- **WORK INSTRUCTIONS**:
How many lines of the data hold the word "Demo"? State the number and nothing else.

- **SOURCE MATERIAL**:
____
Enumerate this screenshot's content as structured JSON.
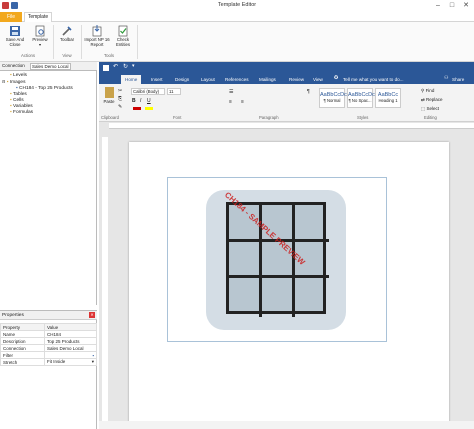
{
  "app": {
    "title": "Template Editor"
  },
  "ribbon": {
    "file_tab": "File",
    "template_tab": "Template",
    "buttons": {
      "save_close": "Save And Close",
      "preview": "Preview",
      "toolbar": "Toolbar",
      "import": "Import NP 16 Report",
      "check": "Check Entities"
    },
    "groups": {
      "actions": "Actions",
      "view": "View",
      "tools": "Tools"
    }
  },
  "left": {
    "tabs": {
      "connection": "Connection",
      "sales": "Sales Demo Local"
    },
    "tree": [
      {
        "label": "Levels"
      },
      {
        "label": "Images"
      },
      {
        "label": "CH184 - Top 25 Products"
      },
      {
        "label": "Tables"
      },
      {
        "label": "Cells"
      },
      {
        "label": "Variables"
      },
      {
        "label": "Formulas"
      }
    ]
  },
  "properties": {
    "title": "Properties",
    "head": {
      "property": "Property",
      "value": "Value"
    },
    "rows": [
      {
        "k": "Name",
        "v": "CH184"
      },
      {
        "k": "Description",
        "v": "Top 25 Products"
      },
      {
        "k": "Connection",
        "v": "Sales Demo Local"
      },
      {
        "k": "Filter",
        "v": ""
      },
      {
        "k": "Stretch",
        "v": "Fit Inside"
      }
    ]
  },
  "word": {
    "tabs": [
      "Home",
      "Insert",
      "Design",
      "Layout",
      "References",
      "Mailings",
      "Review",
      "View"
    ],
    "tellme": "Tell me what you want to do...",
    "share": "Share",
    "font_name": "Calibri (Body)",
    "font_size": "11",
    "paste": "Paste",
    "groups": {
      "clipboard": "Clipboard",
      "font": "Font",
      "paragraph": "Paragraph",
      "styles": "Styles",
      "editing": "Editing"
    },
    "styles": [
      {
        "sample": "AaBbCcDc",
        "name": "¶ Normal"
      },
      {
        "sample": "AaBbCcDc",
        "name": "¶ No Spac..."
      },
      {
        "sample": "AaBbCc",
        "name": "Heading 1"
      }
    ],
    "editing": {
      "find": "Find",
      "replace": "Replace",
      "select": "Select"
    },
    "watermark": "CH184 - SAMPLE PREVIEW"
  }
}
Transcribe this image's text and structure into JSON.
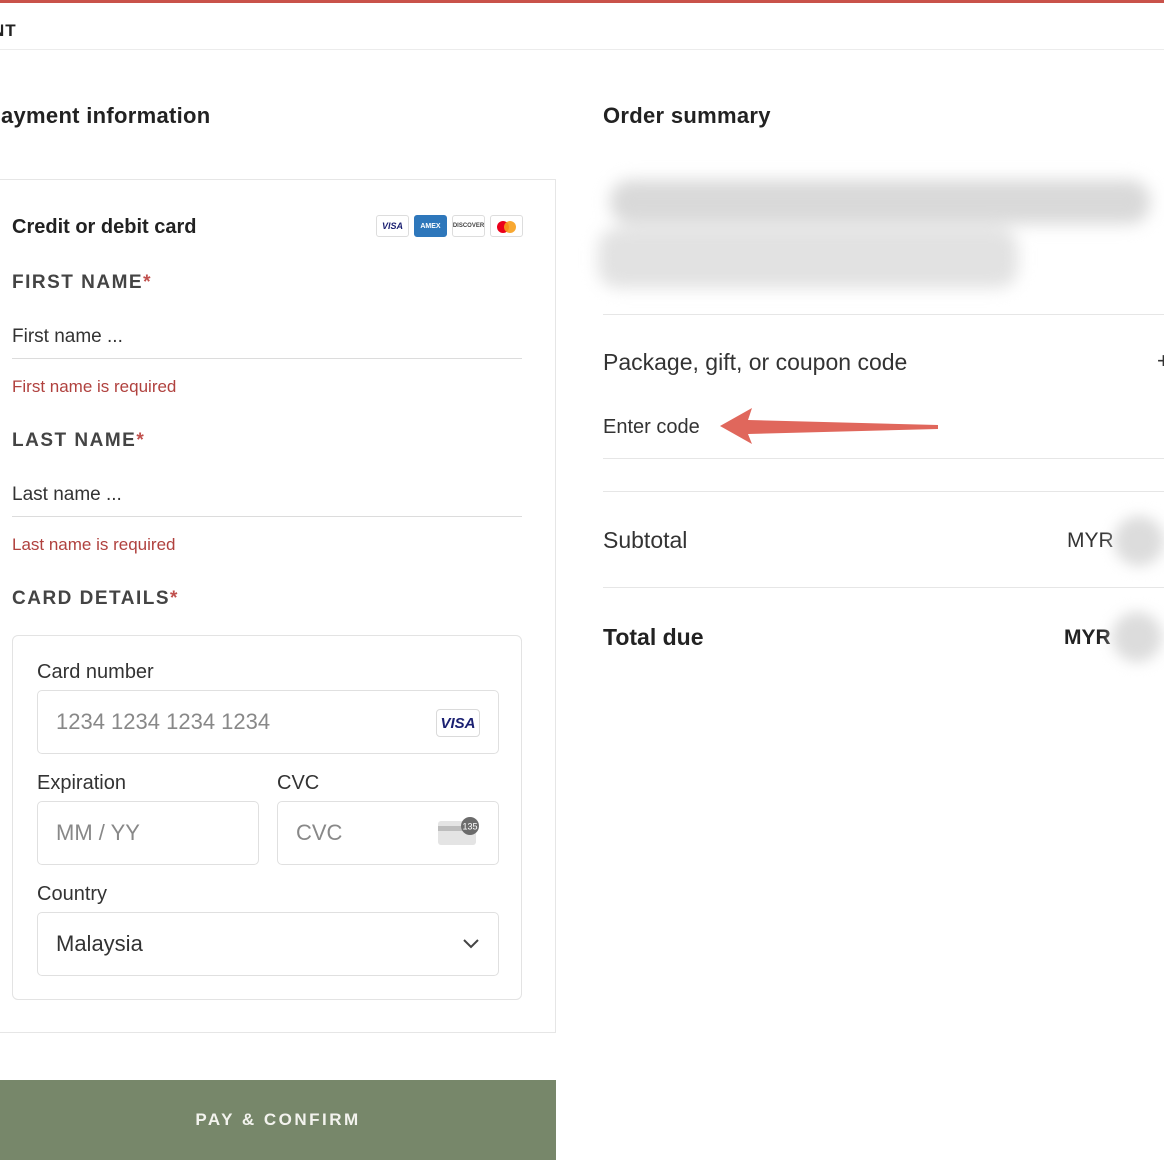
{
  "header": {
    "label": "NT",
    "accent_color": "#c9524a"
  },
  "payment": {
    "title": "Payment information",
    "card_heading": "Credit or debit card",
    "brands": [
      "visa",
      "amex",
      "discover",
      "mastercard"
    ],
    "brand_labels": {
      "visa": "VISA",
      "amex": "AMEX",
      "discover": "DISCOVER"
    },
    "first_name": {
      "label": "FIRST NAME",
      "required_mark": "*",
      "placeholder": "First name ...",
      "error": "First name is required"
    },
    "last_name": {
      "label": "LAST NAME",
      "required_mark": "*",
      "placeholder": "Last name ...",
      "error": "Last name is required"
    },
    "card_details": {
      "label": "CARD DETAILS",
      "required_mark": "*",
      "card_number_label": "Card number",
      "card_number_placeholder": "1234 1234 1234 1234",
      "card_badge": "VISA",
      "expiration_label": "Expiration",
      "expiration_placeholder": "MM / YY",
      "cvc_label": "CVC",
      "cvc_placeholder": "CVC",
      "cvc_icon_text": "135",
      "country_label": "Country",
      "country_value": "Malaysia"
    },
    "pay_button": "PAY & CONFIRM",
    "button_color": "#77876a",
    "error_color": "#b0413e"
  },
  "order": {
    "title": "Order summary",
    "coupon_label": "Package, gift, or coupon code",
    "coupon_toggle": "+",
    "coupon_placeholder": "Enter code",
    "annotation_arrow_color": "#e0675c",
    "subtotal_label": "Subtotal",
    "subtotal_currency": "MYR",
    "total_label": "Total due",
    "total_currency": "MYR"
  }
}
____
- **FINISHED EXERCISE**:
2